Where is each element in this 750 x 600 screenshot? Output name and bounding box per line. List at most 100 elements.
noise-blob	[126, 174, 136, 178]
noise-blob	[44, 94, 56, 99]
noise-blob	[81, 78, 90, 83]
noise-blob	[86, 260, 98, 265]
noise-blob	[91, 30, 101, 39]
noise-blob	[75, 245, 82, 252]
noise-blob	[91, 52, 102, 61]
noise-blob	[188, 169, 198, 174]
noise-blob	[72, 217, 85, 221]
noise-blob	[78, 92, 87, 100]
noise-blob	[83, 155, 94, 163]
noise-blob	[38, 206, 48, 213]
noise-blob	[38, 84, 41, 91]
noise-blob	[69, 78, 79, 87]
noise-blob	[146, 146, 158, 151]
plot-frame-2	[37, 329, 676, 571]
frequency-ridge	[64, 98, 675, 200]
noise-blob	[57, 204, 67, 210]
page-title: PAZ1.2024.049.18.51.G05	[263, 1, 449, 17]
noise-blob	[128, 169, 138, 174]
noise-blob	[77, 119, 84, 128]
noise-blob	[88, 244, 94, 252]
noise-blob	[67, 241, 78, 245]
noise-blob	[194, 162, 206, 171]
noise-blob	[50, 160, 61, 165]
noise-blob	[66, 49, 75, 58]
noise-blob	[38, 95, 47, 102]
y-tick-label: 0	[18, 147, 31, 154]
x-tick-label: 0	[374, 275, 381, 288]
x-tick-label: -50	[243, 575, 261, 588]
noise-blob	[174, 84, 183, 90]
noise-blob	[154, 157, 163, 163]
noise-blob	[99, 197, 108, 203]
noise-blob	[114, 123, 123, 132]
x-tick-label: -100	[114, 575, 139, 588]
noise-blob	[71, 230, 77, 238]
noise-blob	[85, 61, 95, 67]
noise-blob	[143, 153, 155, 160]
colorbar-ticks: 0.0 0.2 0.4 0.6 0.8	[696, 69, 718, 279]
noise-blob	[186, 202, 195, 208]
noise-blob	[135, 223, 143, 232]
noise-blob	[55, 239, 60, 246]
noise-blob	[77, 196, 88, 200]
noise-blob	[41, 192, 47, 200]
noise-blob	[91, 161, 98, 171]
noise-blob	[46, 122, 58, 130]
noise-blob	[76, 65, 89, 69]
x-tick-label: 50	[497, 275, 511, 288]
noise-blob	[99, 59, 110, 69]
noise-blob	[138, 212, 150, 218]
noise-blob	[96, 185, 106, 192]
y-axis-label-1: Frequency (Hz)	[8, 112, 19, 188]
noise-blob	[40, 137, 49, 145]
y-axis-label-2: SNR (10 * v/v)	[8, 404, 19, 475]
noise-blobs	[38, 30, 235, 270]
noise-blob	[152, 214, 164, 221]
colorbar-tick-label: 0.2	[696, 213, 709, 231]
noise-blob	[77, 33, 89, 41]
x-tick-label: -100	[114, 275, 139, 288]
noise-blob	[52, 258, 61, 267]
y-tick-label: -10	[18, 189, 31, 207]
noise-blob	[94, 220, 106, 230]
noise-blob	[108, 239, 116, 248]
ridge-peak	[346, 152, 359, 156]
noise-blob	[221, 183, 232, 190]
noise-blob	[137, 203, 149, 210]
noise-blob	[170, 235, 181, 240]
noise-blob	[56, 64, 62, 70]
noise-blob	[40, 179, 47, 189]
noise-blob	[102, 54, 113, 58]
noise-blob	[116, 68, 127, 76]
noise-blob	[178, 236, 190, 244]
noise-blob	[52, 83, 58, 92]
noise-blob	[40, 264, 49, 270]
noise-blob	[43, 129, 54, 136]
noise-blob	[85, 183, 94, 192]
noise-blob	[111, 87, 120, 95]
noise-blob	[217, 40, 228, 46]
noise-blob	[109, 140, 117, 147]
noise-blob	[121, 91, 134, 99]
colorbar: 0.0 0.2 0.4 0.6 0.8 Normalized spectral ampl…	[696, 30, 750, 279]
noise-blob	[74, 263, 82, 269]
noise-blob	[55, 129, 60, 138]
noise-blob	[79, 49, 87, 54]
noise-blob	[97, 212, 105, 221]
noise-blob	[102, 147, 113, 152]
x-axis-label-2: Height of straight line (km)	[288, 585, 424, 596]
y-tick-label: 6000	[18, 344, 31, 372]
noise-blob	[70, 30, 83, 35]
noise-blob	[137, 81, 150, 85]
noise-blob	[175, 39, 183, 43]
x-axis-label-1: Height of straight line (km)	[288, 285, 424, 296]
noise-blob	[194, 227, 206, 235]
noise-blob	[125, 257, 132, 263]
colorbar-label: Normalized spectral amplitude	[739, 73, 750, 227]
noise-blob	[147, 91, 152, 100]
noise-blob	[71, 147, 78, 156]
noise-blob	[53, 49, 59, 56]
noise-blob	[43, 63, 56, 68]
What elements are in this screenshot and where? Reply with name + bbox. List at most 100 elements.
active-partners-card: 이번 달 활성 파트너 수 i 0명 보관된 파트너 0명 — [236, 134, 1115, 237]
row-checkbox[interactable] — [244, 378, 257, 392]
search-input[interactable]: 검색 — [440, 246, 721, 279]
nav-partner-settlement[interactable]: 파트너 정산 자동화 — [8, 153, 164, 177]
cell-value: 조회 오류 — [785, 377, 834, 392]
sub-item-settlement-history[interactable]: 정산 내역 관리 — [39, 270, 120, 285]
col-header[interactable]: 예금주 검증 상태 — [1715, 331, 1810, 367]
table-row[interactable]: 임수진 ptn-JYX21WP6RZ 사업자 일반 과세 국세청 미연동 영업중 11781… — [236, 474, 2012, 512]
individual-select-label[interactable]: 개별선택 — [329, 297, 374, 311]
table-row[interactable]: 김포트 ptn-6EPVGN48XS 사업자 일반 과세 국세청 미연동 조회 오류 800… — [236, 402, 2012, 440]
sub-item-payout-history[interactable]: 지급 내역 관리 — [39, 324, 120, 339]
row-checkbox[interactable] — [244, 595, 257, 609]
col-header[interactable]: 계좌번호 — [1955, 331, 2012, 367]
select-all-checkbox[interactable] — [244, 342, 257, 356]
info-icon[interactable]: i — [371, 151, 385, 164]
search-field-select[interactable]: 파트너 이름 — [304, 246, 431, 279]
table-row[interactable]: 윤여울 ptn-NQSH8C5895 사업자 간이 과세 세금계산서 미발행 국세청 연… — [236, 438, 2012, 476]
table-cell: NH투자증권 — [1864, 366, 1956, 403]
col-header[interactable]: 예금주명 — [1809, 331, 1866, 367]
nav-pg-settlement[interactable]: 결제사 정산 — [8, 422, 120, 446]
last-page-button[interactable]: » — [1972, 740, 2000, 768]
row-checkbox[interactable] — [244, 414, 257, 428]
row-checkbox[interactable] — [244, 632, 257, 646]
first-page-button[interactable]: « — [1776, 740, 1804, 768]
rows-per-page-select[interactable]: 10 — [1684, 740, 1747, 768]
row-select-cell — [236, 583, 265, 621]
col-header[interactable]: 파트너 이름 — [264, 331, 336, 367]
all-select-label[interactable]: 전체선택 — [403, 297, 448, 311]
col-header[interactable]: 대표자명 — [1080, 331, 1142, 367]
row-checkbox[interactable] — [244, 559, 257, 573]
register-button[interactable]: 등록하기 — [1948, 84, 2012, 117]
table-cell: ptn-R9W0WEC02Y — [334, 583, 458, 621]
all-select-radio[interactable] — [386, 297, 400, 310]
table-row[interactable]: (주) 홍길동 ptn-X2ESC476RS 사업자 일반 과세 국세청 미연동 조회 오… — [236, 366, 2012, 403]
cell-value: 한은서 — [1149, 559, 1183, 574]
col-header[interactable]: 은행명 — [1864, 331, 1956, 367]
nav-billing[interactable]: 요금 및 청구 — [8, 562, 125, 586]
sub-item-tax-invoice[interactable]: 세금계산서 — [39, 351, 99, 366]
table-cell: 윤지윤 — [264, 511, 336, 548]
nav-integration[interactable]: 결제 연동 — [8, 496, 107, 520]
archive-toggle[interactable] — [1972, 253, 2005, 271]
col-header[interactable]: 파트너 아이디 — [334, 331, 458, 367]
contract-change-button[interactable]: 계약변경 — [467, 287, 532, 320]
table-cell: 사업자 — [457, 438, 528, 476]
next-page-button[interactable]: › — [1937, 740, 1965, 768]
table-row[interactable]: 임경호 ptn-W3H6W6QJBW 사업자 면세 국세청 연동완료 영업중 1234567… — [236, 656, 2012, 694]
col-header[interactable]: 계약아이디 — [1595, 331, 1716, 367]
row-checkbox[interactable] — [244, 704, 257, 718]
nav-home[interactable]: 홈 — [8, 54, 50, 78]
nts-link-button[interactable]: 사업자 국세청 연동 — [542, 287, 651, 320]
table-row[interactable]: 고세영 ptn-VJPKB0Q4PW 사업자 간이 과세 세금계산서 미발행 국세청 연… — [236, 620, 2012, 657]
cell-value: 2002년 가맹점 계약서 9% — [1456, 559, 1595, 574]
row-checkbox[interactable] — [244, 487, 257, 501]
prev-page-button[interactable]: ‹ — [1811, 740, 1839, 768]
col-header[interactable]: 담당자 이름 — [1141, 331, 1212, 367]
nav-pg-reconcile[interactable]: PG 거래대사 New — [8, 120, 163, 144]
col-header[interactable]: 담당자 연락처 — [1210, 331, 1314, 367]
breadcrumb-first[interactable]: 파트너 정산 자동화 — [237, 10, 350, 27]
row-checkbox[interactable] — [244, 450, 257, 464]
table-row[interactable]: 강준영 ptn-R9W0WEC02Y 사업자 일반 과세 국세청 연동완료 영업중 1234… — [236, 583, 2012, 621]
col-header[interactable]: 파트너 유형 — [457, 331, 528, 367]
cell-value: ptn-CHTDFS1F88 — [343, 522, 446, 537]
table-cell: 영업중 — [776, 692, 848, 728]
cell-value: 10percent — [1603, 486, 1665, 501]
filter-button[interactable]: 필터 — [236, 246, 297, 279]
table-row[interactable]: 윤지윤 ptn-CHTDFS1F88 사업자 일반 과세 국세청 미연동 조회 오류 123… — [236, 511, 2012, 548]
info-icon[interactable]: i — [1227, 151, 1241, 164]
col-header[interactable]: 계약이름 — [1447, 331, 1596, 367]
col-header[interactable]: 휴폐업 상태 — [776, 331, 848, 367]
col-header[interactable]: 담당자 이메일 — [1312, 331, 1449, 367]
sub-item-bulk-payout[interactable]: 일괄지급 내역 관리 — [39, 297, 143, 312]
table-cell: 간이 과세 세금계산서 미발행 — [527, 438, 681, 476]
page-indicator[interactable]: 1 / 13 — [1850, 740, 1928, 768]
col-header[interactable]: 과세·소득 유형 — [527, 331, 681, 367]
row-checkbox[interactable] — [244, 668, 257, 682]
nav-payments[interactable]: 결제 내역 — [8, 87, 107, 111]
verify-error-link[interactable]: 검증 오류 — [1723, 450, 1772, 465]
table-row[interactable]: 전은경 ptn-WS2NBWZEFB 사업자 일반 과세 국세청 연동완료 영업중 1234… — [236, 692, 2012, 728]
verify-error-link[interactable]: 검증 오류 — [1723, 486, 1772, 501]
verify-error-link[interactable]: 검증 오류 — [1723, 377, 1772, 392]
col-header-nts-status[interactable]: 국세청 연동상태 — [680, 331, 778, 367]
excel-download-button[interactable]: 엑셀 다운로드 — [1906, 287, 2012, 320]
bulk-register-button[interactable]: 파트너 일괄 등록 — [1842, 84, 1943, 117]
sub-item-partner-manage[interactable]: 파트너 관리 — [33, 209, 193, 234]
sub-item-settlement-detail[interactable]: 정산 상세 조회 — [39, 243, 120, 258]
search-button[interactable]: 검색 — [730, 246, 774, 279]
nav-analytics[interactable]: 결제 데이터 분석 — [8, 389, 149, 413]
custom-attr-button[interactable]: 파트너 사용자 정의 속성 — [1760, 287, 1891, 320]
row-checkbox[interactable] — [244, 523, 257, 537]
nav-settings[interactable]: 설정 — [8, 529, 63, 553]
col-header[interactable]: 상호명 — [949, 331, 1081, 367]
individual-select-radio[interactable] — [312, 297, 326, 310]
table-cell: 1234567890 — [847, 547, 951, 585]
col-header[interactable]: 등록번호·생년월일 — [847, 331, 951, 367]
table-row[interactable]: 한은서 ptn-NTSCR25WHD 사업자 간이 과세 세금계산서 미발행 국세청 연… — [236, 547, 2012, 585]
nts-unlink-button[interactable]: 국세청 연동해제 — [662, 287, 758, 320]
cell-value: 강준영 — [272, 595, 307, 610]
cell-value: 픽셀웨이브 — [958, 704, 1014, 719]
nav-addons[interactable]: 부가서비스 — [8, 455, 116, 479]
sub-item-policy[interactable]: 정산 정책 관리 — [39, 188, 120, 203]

* **WHAT THE EXERCISE ASKS**
Copy out the stretch from the start of the records through the line containing "52, 102, 61]", keeping every character unchanged.

* **REPLY**
Where is each element in this 750 x 600 screenshot? Output name and bounding box per line. List at most 100 elements.
noise-blob	[126, 174, 136, 178]
noise-blob	[44, 94, 56, 99]
noise-blob	[81, 78, 90, 83]
noise-blob	[86, 260, 98, 265]
noise-blob	[91, 30, 101, 39]
noise-blob	[75, 245, 82, 252]
noise-blob	[91, 52, 102, 61]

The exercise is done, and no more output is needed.